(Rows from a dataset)
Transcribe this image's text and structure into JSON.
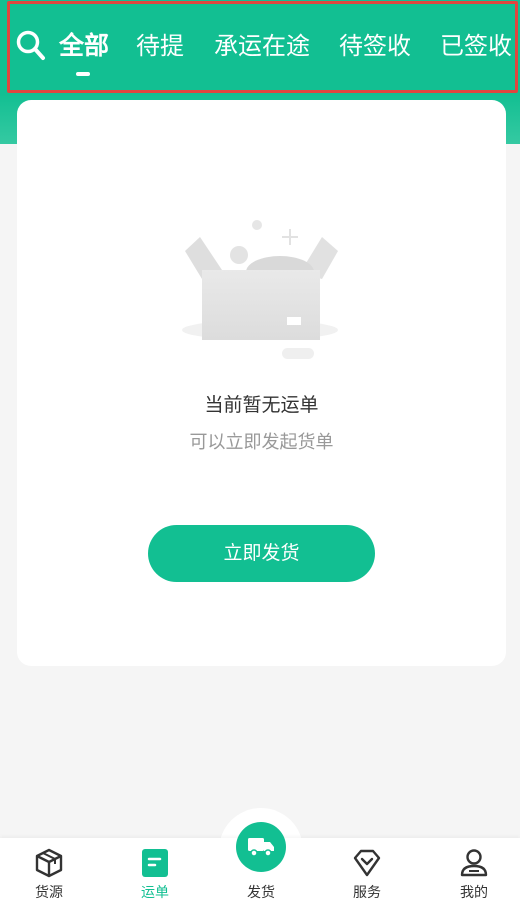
{
  "header": {
    "tabs": [
      {
        "label": "全部",
        "active": true
      },
      {
        "label": "待提",
        "active": false
      },
      {
        "label": "承运在途",
        "active": false
      },
      {
        "label": "待签收",
        "active": false
      },
      {
        "label": "已签收",
        "active": false
      }
    ],
    "search_icon": "search-icon"
  },
  "empty_state": {
    "title": "当前暂无运单",
    "subtitle": "可以立即发起货单",
    "button_label": "立即发货",
    "illustration": "empty-box-illustration"
  },
  "bottom_nav": {
    "items": [
      {
        "label": "货源",
        "icon": "cube-icon",
        "active": false
      },
      {
        "label": "运单",
        "icon": "document-icon",
        "active": true
      },
      {
        "label": "发货",
        "icon": "truck-icon",
        "active": false
      },
      {
        "label": "服务",
        "icon": "diamond-heart-icon",
        "active": false
      },
      {
        "label": "我的",
        "icon": "user-icon",
        "active": false
      }
    ]
  },
  "colors": {
    "brand": "#12bf92",
    "highlight": "#e0463f",
    "background": "#f5f5f5"
  }
}
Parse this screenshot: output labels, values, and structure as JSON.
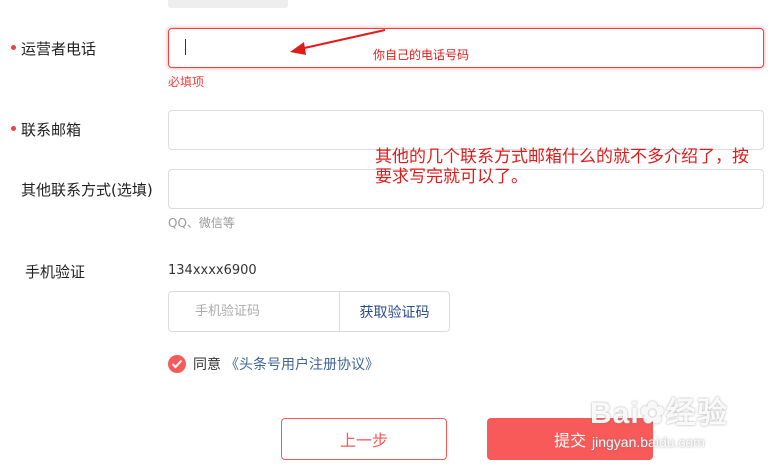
{
  "form": {
    "operator_phone": {
      "label": "运营者电话",
      "value": "",
      "error": "必填项"
    },
    "email": {
      "label": "联系邮箱",
      "value": ""
    },
    "other_contact": {
      "label": "其他联系方式(选填)",
      "value": "",
      "hint": "QQ、微信等"
    },
    "phone_verify": {
      "label": "手机验证",
      "phone": "134xxxx6900",
      "code_placeholder": "手机验证码",
      "get_code_label": "获取验证码"
    },
    "agreement": {
      "prefix": "同意",
      "link_text": "《头条号用户注册协议》",
      "checked": true
    },
    "buttons": {
      "prev": "上一步",
      "submit": "提交"
    }
  },
  "annotations": {
    "phone_note": "你自己的电话号码",
    "other_note": "其他的几个联系方式邮箱什么的就不多介绍了，按要求写完就可以了。"
  },
  "watermark": {
    "logo": "Bai",
    "logo_suffix": "经验",
    "sub": "jingyan.baidu.com"
  },
  "colors": {
    "accent": "#f85959",
    "error": "#f04142",
    "annotation": "#e01b1b",
    "link": "#406599"
  }
}
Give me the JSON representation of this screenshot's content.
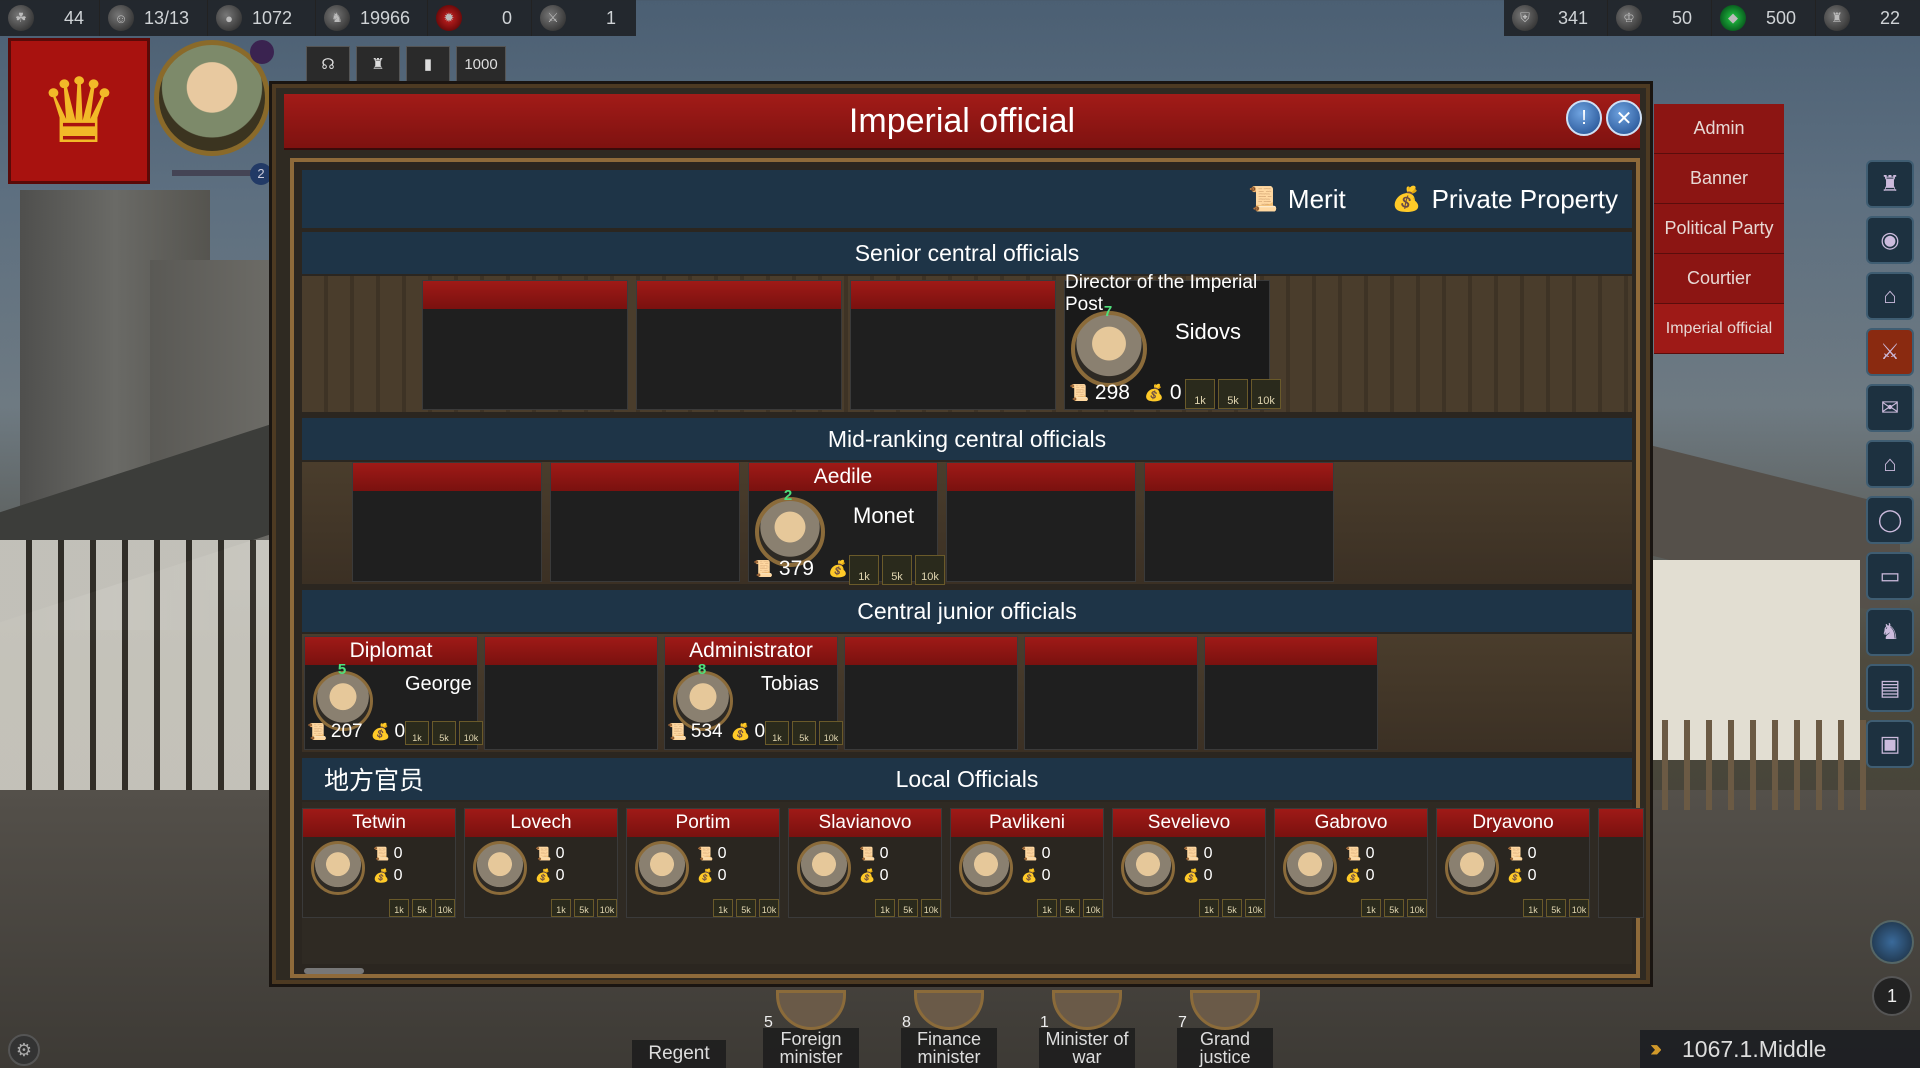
{
  "top_left_resources": [
    {
      "icon": "grain-icon",
      "value": "44"
    },
    {
      "icon": "population-icon",
      "value": "13/13"
    },
    {
      "icon": "gold-icon",
      "value": "1072"
    },
    {
      "icon": "horse-icon",
      "value": "19966"
    },
    {
      "icon": "fire-icon",
      "value": "0"
    },
    {
      "icon": "sword-icon",
      "value": "1"
    }
  ],
  "top_right_resources": [
    {
      "icon": "shield-icon",
      "value": "341"
    },
    {
      "icon": "crown-icon",
      "value": "50"
    },
    {
      "icon": "gem-icon",
      "value": "500"
    },
    {
      "icon": "soldiers-icon",
      "value": "22"
    }
  ],
  "ruler": {
    "level": "2"
  },
  "item_slots": [
    {
      "icon": "ear-icon"
    },
    {
      "icon": "armor-icon"
    },
    {
      "icon": "blank-icon"
    },
    {
      "value": "1000"
    }
  ],
  "right_tabs": [
    "Admin",
    "Banner",
    "Political Party",
    "Courtier",
    "Imperial official"
  ],
  "modal": {
    "title": "Imperial official",
    "merit_label": "Merit",
    "property_label": "Private Property",
    "sections": {
      "senior": "Senior central officials",
      "mid": "Mid-ranking central officials",
      "junior": "Central junior officials",
      "local_cn": "地方官员",
      "local": "Local Officials"
    },
    "senior_official": {
      "title": "Director of the Imperial Post",
      "name": "Sidovs",
      "level": "7",
      "merit": "298",
      "property": "0"
    },
    "mid_official": {
      "title": "Aedile",
      "name": "Monet",
      "level": "2",
      "merit": "379",
      "property": "0"
    },
    "junior_officials": [
      {
        "title": "Diplomat",
        "name": "George",
        "level": "5",
        "merit": "207",
        "property": "0"
      },
      {
        "title": "Administrator",
        "name": "Tobias",
        "level": "8",
        "merit": "534",
        "property": "0"
      }
    ],
    "reward_boxes": [
      "1k",
      "5k",
      "10k"
    ],
    "local_officials": [
      {
        "title": "Tetwin",
        "merit": "0",
        "property": "0"
      },
      {
        "title": "Lovech",
        "merit": "0",
        "property": "0"
      },
      {
        "title": "Portim",
        "merit": "0",
        "property": "0"
      },
      {
        "title": "Slavianovo",
        "merit": "0",
        "property": "0"
      },
      {
        "title": "Pavlikeni",
        "merit": "0",
        "property": "0"
      },
      {
        "title": "Sevelievo",
        "merit": "0",
        "property": "0"
      },
      {
        "title": "Gabrovo",
        "merit": "0",
        "property": "0"
      },
      {
        "title": "Dryavono",
        "merit": "0",
        "property": "0"
      }
    ]
  },
  "bottom": {
    "regent": "Regent",
    "ministers": [
      {
        "num": "5",
        "label": "Foreign minister"
      },
      {
        "num": "8",
        "label": "Finance minister"
      },
      {
        "num": "1",
        "label": "Minister of war"
      },
      {
        "num": "7",
        "label": "Grand justice"
      }
    ],
    "date": "1067.1.Middle",
    "page_num": "1"
  }
}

Set task = Quote all the lines above exactly as given. Do not include the pictures.

Task result =
Transcribe this image's text and structure into JSON.
{
  "header": {
    "tabs": [
      {
        "label": "全部",
        "active": true
      },
      {
        "label": "待提",
        "active": false
      },
      {
        "label": "承运在途",
        "active": false
      },
      {
        "label": "待签收",
        "active": false
      },
      {
        "label": "已签收",
        "active": false
      }
    ],
    "search_icon": "search-icon"
  },
  "empty_state": {
    "title": "当前暂无运单",
    "subtitle": "可以立即发起货单",
    "button_label": "立即发货",
    "illustration": "empty-box-illustration"
  },
  "bottom_nav": {
    "items": [
      {
        "label": "货源",
        "icon": "cube-icon",
        "active": false
      },
      {
        "label": "运单",
        "icon": "document-icon",
        "active": true
      },
      {
        "label": "发货",
        "icon": "truck-icon",
        "active": false
      },
      {
        "label": "服务",
        "icon": "diamond-heart-icon",
        "active": false
      },
      {
        "label": "我的",
        "icon": "user-icon",
        "active": false
      }
    ]
  },
  "colors": {
    "brand": "#12bf92",
    "highlight": "#e0463f",
    "background": "#f5f5f5"
  }
}
Parse this screenshot: output labels, values, and structure as JSON.
{
  "form": {
    "operator_phone": {
      "label": "运营者电话",
      "value": "",
      "error": "必填项"
    },
    "email": {
      "label": "联系邮箱",
      "value": ""
    },
    "other_contact": {
      "label": "其他联系方式(选填)",
      "value": "",
      "hint": "QQ、微信等"
    },
    "phone_verify": {
      "label": "手机验证",
      "phone": "134xxxx6900",
      "code_placeholder": "手机验证码",
      "get_code_label": "获取验证码"
    },
    "agreement": {
      "prefix": "同意",
      "link_text": "《头条号用户注册协议》",
      "checked": true
    },
    "buttons": {
      "prev": "上一步",
      "submit": "提交"
    }
  },
  "annotations": {
    "phone_note": "你自己的电话号码",
    "other_note": "其他的几个联系方式邮箱什么的就不多介绍了，按要求写完就可以了。"
  },
  "watermark": {
    "logo": "Bai",
    "logo_suffix": "经验",
    "sub": "jingyan.baidu.com"
  },
  "colors": {
    "accent": "#f85959",
    "error": "#f04142",
    "annotation": "#e01b1b",
    "link": "#406599"
  }
}
Give me the JSON representation of this screenshot's content.
{
  "top_left_resources": [
    {
      "icon": "grain-icon",
      "value": "44"
    },
    {
      "icon": "population-icon",
      "value": "13/13"
    },
    {
      "icon": "gold-icon",
      "value": "1072"
    },
    {
      "icon": "horse-icon",
      "value": "19966"
    },
    {
      "icon": "fire-icon",
      "value": "0"
    },
    {
      "icon": "sword-icon",
      "value": "1"
    }
  ],
  "top_right_resources": [
    {
      "icon": "shield-icon",
      "value": "341"
    },
    {
      "icon": "crown-icon",
      "value": "50"
    },
    {
      "icon": "gem-icon",
      "value": "500"
    },
    {
      "icon": "soldiers-icon",
      "value": "22"
    }
  ],
  "ruler": {
    "level": "2"
  },
  "item_slots": [
    {
      "icon": "ear-icon"
    },
    {
      "icon": "armor-icon"
    },
    {
      "icon": "blank-icon"
    },
    {
      "value": "1000"
    }
  ],
  "right_tabs": [
    "Admin",
    "Banner",
    "Political Party",
    "Courtier",
    "Imperial official"
  ],
  "modal": {
    "title": "Imperial official",
    "merit_label": "Merit",
    "property_label": "Private Property",
    "sections": {
      "senior": "Senior central officials",
      "mid": "Mid-ranking central officials",
      "junior": "Central junior officials",
      "local_cn": "地方官员",
      "local": "Local Officials"
    },
    "senior_official": {
      "title": "Director of the Imperial Post",
      "name": "Sidovs",
      "level": "7",
      "merit": "298",
      "property": "0"
    },
    "mid_official": {
      "title": "Aedile",
      "name": "Monet",
      "level": "2",
      "merit": "379",
      "property": "0"
    },
    "junior_officials": [
      {
        "title": "Diplomat",
        "name": "George",
        "level": "5",
        "merit": "207",
        "property": "0"
      },
      {
        "title": "Administrator",
        "name": "Tobias",
        "level": "8",
        "merit": "534",
        "property": "0"
      }
    ],
    "reward_boxes": [
      "1k",
      "5k",
      "10k"
    ],
    "local_officials": [
      {
        "title": "Tetwin",
        "merit": "0",
        "property": "0"
      },
      {
        "title": "Lovech",
        "merit": "0",
        "property": "0"
      },
      {
        "title": "Portim",
        "merit": "0",
        "property": "0"
      },
      {
        "title": "Slavianovo",
        "merit": "0",
        "property": "0"
      },
      {
        "title": "Pavlikeni",
        "merit": "0",
        "property": "0"
      },
      {
        "title": "Sevelievo",
        "merit": "0",
        "property": "0"
      },
      {
        "title": "Gabrovo",
        "merit": "0",
        "property": "0"
      },
      {
        "title": "Dryavono",
        "merit": "0",
        "property": "0"
      }
    ]
  },
  "bottom": {
    "regent": "Regent",
    "ministers": [
      {
        "num": "5",
        "label": "Foreign minister"
      },
      {
        "num": "8",
        "label": "Finance minister"
      },
      {
        "num": "1",
        "label": "Minister of war"
      },
      {
        "num": "7",
        "label": "Grand justice"
      }
    ],
    "date": "1067.1.Middle",
    "page_num": "1"
  }
}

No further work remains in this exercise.